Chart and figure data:
* begin *

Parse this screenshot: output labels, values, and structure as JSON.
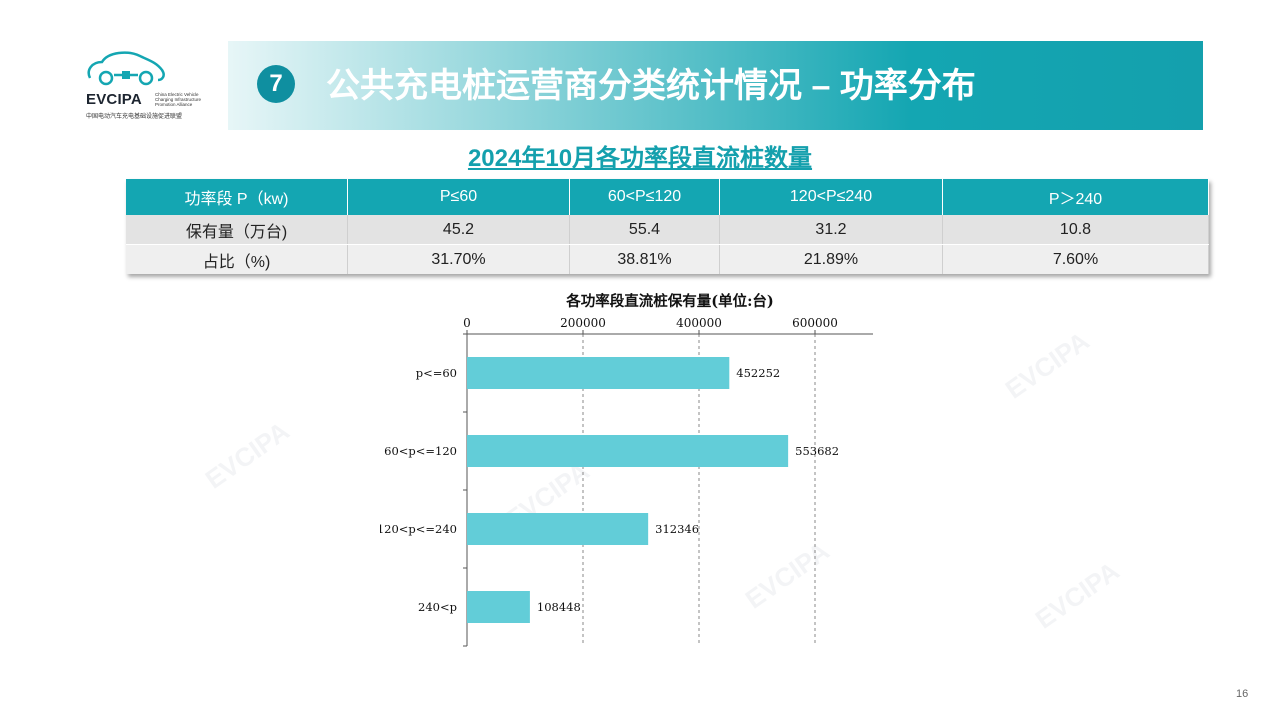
{
  "logo": {
    "brand": "EVCIPA",
    "en_lines": [
      "China Electric Vehicle",
      "Charging Infrastructure",
      "Promotion Alliance"
    ],
    "cn": "中国电动汽车充电基础设施促进联盟"
  },
  "banner": {
    "number": "7",
    "title": "公共充电桩运营商分类统计情况 – 功率分布"
  },
  "table": {
    "title": "2024年10月各功率段直流桩数量",
    "headers": [
      "功率段 P（kw)",
      "P≤60",
      "60<P≤120",
      "120<P≤240",
      "P＞240"
    ],
    "rows": [
      [
        "保有量（万台)",
        "45.2",
        "55.4",
        "31.2",
        "10.8"
      ],
      [
        "占比（%)",
        "31.70%",
        "38.81%",
        "21.89%",
        "7.60%"
      ]
    ]
  },
  "chart_data": {
    "type": "bar",
    "orientation": "horizontal",
    "title": "各功率段直流桩保有量(单位:台)",
    "categories": [
      "p<=60",
      "60<p<=120",
      "120<p<=240",
      "240<p"
    ],
    "values": [
      452252,
      553682,
      312346,
      108448
    ],
    "xlim": [
      0,
      700000
    ],
    "xticks": [
      0,
      200000,
      400000,
      600000
    ],
    "xlabel": "",
    "ylabel": "",
    "grid": "dashed vertical",
    "bar_color": "#62cdd8"
  },
  "watermark": "EVCIPA",
  "page_number": "16"
}
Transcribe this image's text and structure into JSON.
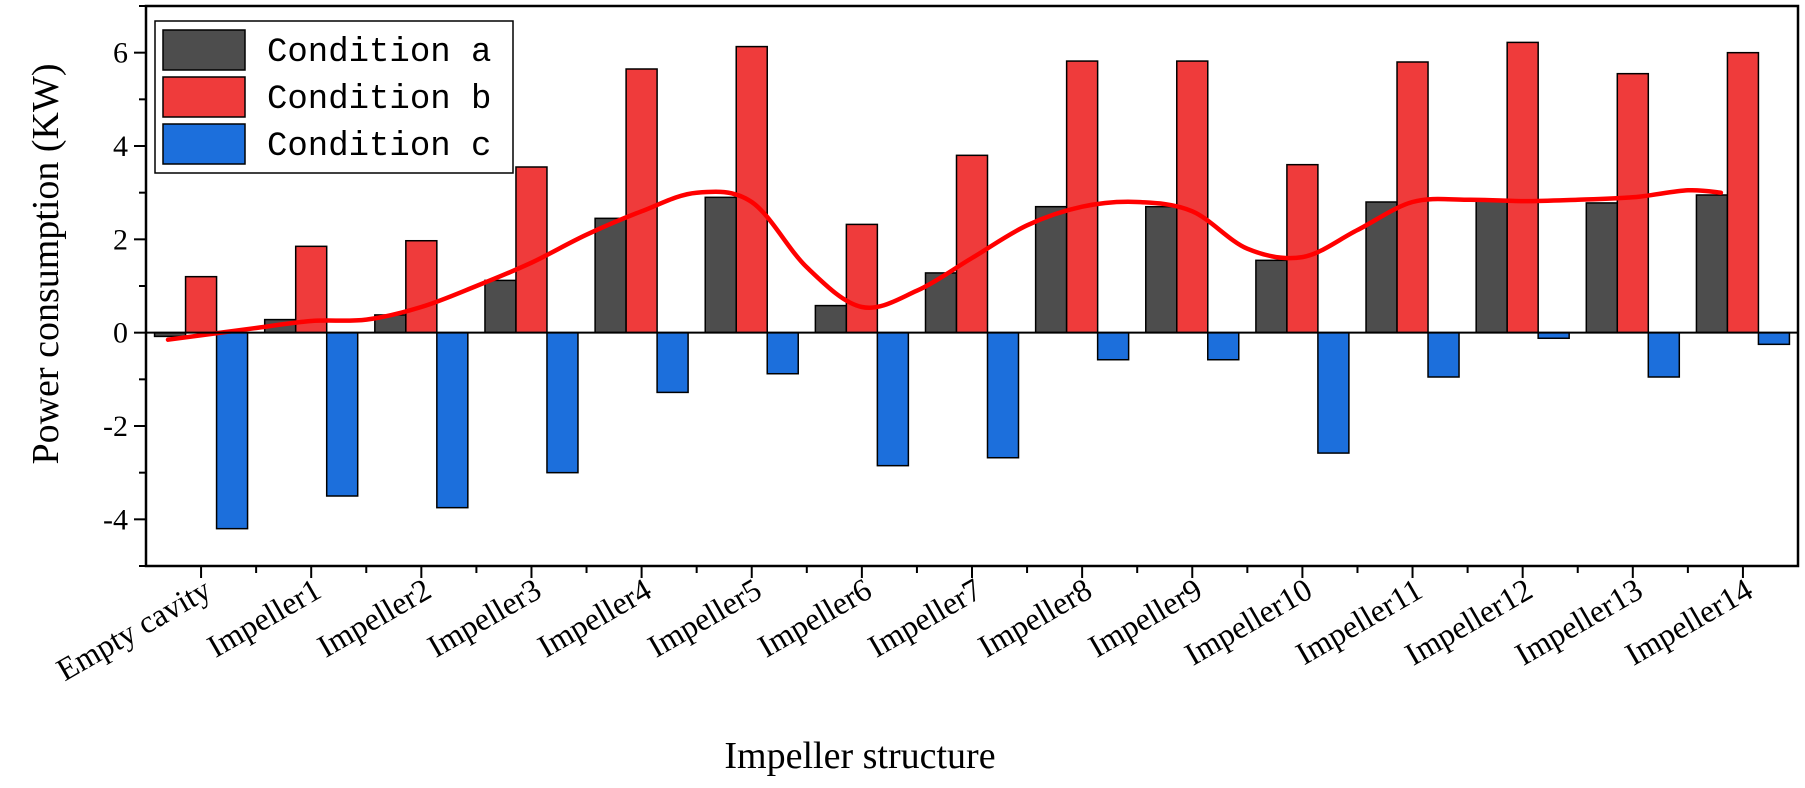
{
  "chart_data": {
    "type": "bar",
    "title": "",
    "xlabel": "Impeller structure",
    "ylabel": "Power consumption (KW)",
    "ylim": [
      -5,
      7
    ],
    "yticks": [
      -4,
      -2,
      0,
      2,
      4,
      6
    ],
    "grid": false,
    "legend_position": "top-left",
    "categories": [
      "Empty cavity",
      "Impeller1",
      "Impeller2",
      "Impeller3",
      "Impeller4",
      "Impeller5",
      "Impeller6",
      "Impeller7",
      "Impeller8",
      "Impeller9",
      "Impeller10",
      "Impeller11",
      "Impeller12",
      "Impeller13",
      "Impeller14"
    ],
    "series": [
      {
        "name": "Condition a",
        "color": "#4d4d4d",
        "values": [
          -0.08,
          0.28,
          0.38,
          1.12,
          2.45,
          2.9,
          0.58,
          1.28,
          2.7,
          2.7,
          1.55,
          2.8,
          2.85,
          2.78,
          2.95
        ]
      },
      {
        "name": "Condition b",
        "color": "#ef3b3b",
        "values": [
          1.2,
          1.85,
          1.97,
          3.55,
          5.65,
          6.13,
          2.32,
          3.8,
          5.82,
          5.82,
          3.6,
          5.8,
          6.22,
          5.55,
          6.0
        ]
      },
      {
        "name": "Condition c",
        "color": "#1c6fdc",
        "values": [
          -4.2,
          -3.5,
          -3.75,
          -3.0,
          -1.28,
          -0.88,
          -2.85,
          -2.68,
          -0.58,
          -0.58,
          -2.58,
          -0.95,
          -0.12,
          -0.95,
          -0.25
        ]
      }
    ],
    "trend_line": {
      "color": "#ff0000",
      "x": [
        -0.3,
        0.5,
        1.0,
        1.5,
        2.0,
        2.5,
        3.0,
        3.5,
        4.0,
        4.5,
        5.0,
        5.5,
        6.0,
        6.5,
        7.0,
        7.5,
        8.0,
        8.5,
        9.0,
        9.5,
        10.0,
        10.5,
        11.0,
        11.5,
        12.0,
        12.5,
        13.0,
        13.5,
        13.8
      ],
      "values": [
        -0.15,
        0.1,
        0.25,
        0.28,
        0.55,
        1.0,
        1.5,
        2.1,
        2.6,
        3.0,
        2.8,
        1.4,
        0.55,
        0.9,
        1.6,
        2.3,
        2.7,
        2.8,
        2.6,
        1.8,
        1.62,
        2.2,
        2.8,
        2.85,
        2.82,
        2.85,
        2.9,
        3.05,
        3.0
      ]
    }
  }
}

* end *

What you will do: In the records, locate each line holding the string "JSON" and copy it.

Finished exercise:
Parse this screenshot: output labels, values, and structure as JSON.
Transcribe this image's text and structure into JSON.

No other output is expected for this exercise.